### Task details
Give the number of lines in the listing that hold the word "Date". Write nothing but that number.

===== Given records

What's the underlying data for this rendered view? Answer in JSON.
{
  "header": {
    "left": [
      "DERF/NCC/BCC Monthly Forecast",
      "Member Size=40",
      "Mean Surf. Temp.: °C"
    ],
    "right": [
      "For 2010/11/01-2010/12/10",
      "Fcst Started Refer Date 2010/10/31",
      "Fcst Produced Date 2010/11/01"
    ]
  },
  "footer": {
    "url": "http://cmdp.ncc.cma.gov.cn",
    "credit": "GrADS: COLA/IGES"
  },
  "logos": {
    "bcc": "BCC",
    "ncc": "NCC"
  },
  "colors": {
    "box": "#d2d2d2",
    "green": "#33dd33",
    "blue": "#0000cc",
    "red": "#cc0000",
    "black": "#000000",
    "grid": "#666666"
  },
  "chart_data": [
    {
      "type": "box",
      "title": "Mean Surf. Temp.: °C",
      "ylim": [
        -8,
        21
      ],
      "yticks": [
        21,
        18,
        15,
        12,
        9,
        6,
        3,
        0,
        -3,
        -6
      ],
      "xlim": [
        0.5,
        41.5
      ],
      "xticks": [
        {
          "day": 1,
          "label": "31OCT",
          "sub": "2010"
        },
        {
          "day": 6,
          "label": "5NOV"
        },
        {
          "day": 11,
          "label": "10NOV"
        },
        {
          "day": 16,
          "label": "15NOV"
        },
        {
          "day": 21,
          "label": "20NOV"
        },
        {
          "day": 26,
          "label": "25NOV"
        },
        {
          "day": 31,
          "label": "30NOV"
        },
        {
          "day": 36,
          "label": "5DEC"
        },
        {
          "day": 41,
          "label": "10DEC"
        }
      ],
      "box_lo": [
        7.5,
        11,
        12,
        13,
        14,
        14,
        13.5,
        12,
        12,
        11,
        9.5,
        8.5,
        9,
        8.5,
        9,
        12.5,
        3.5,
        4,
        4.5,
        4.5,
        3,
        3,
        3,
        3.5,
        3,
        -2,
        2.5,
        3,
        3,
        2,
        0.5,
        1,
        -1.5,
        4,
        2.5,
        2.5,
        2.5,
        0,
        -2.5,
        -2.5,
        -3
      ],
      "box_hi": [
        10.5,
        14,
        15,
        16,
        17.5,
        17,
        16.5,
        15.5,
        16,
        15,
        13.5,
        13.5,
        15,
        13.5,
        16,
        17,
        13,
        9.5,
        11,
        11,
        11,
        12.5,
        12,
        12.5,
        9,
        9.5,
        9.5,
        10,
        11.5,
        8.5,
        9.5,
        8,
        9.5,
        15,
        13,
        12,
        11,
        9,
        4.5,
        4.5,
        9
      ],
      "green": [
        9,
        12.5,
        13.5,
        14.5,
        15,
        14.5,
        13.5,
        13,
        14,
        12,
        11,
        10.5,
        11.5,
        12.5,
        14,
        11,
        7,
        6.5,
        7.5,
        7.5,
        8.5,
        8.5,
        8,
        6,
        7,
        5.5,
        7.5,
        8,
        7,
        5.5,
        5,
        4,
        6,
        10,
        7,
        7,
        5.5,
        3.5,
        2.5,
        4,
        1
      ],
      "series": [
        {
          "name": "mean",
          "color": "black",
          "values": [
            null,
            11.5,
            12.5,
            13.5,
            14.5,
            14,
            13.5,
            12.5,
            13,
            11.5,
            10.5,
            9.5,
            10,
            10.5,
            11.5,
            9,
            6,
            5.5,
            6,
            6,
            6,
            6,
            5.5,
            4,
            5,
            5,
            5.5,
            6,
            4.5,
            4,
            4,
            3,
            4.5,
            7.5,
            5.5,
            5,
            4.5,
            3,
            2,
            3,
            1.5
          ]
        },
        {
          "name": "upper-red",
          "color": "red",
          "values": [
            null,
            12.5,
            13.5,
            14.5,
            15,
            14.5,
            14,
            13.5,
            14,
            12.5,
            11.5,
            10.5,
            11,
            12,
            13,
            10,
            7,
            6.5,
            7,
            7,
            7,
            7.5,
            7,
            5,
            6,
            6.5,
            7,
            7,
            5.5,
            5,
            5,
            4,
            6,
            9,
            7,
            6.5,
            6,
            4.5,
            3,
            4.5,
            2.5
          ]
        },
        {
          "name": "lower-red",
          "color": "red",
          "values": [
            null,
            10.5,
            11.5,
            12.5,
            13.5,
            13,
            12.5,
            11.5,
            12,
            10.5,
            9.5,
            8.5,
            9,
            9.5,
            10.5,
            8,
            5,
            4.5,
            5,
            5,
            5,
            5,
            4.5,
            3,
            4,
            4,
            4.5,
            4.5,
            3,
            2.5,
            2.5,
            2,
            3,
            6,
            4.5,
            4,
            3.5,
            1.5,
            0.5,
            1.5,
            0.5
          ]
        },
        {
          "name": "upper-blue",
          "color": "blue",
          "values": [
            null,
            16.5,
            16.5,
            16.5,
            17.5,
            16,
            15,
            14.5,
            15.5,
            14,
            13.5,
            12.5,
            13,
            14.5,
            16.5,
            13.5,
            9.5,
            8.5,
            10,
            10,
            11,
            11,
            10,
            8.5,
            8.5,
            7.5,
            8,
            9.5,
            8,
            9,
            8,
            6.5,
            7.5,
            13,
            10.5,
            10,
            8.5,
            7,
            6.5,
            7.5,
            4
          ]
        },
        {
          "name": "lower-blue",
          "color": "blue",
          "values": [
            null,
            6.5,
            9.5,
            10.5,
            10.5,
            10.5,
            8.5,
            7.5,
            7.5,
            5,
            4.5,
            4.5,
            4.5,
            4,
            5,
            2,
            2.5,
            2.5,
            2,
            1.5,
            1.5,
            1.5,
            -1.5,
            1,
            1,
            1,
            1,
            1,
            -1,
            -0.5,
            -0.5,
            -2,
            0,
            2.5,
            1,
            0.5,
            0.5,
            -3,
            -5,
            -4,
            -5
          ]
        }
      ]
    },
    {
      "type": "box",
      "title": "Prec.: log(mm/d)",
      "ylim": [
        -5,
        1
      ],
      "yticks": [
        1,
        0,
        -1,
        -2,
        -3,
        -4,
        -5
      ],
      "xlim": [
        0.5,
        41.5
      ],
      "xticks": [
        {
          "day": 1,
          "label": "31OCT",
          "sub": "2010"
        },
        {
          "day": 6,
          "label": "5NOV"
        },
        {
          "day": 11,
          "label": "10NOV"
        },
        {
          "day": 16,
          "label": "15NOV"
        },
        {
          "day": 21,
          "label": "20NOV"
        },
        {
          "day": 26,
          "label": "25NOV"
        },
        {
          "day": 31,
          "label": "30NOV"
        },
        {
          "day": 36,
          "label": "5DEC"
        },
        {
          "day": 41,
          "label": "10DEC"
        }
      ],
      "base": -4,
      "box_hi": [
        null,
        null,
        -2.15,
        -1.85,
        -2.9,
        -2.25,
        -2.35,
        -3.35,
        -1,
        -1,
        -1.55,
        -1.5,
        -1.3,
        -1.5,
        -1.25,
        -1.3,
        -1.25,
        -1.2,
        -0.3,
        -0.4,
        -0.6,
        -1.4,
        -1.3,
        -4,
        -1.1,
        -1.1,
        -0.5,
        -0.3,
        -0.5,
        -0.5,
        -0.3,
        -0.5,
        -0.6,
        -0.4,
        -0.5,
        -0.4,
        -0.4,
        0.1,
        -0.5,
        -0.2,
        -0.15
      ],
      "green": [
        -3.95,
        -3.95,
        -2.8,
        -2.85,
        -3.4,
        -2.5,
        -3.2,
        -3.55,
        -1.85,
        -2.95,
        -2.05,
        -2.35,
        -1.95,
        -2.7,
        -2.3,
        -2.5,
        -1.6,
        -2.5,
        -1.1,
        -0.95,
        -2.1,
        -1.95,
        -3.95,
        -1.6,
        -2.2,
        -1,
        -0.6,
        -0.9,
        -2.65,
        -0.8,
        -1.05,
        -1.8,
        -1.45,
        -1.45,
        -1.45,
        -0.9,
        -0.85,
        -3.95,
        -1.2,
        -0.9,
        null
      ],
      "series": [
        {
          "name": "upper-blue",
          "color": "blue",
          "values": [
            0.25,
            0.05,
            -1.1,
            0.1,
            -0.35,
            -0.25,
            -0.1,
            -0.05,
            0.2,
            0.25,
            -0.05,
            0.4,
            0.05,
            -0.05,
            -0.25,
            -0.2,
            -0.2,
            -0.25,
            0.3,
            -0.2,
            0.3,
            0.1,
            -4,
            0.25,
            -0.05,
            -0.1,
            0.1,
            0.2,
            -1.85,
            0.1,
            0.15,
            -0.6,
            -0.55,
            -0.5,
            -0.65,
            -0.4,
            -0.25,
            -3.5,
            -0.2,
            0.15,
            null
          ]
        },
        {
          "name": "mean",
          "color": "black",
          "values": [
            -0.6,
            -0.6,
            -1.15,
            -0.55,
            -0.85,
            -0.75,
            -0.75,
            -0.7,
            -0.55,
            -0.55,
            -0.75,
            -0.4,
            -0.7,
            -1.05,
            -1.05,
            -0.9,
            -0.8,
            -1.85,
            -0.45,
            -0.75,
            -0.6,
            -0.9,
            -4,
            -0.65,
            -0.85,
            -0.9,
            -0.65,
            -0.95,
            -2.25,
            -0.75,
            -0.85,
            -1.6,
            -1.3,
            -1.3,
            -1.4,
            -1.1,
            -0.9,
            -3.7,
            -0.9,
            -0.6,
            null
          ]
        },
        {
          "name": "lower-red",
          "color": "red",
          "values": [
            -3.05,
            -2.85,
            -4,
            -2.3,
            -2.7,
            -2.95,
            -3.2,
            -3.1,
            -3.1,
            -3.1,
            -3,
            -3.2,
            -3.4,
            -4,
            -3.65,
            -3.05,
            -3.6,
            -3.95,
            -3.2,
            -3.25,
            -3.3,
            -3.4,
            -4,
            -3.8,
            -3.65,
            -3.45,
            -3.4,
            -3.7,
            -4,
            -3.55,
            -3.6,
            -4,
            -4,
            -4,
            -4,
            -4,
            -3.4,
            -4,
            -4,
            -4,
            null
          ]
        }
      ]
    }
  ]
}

==========

### Result of this exercise
2